**Task instructions**.
Report each line of the data that includes the word "structured".

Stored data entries

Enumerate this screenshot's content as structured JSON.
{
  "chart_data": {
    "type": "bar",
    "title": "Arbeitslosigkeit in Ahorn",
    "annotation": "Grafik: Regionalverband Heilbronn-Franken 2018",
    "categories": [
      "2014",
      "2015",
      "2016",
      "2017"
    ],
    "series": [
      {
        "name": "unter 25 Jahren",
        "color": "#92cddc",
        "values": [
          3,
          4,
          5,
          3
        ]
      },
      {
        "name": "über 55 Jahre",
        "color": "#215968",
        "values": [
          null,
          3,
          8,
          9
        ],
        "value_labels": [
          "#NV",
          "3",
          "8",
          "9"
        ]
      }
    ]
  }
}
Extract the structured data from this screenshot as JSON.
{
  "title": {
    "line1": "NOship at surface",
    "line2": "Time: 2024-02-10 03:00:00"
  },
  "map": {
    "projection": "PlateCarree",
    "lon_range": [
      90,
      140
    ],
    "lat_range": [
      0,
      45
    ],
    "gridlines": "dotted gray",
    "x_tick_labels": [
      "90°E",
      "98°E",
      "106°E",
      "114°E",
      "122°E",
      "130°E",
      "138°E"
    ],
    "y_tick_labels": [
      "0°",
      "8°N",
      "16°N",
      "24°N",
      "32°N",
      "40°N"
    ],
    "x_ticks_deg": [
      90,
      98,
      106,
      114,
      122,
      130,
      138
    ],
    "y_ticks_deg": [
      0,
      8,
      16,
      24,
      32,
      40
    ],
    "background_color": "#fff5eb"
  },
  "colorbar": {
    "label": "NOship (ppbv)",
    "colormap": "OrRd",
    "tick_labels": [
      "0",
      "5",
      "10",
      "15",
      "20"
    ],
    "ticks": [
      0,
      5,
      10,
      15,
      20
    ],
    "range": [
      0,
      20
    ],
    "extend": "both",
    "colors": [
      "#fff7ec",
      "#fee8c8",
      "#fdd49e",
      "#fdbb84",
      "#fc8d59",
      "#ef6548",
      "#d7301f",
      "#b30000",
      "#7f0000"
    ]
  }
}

**The solution**.
Enumerate this screenshot's content as structured JSON.
Extract the structured data from this screenshot as JSON.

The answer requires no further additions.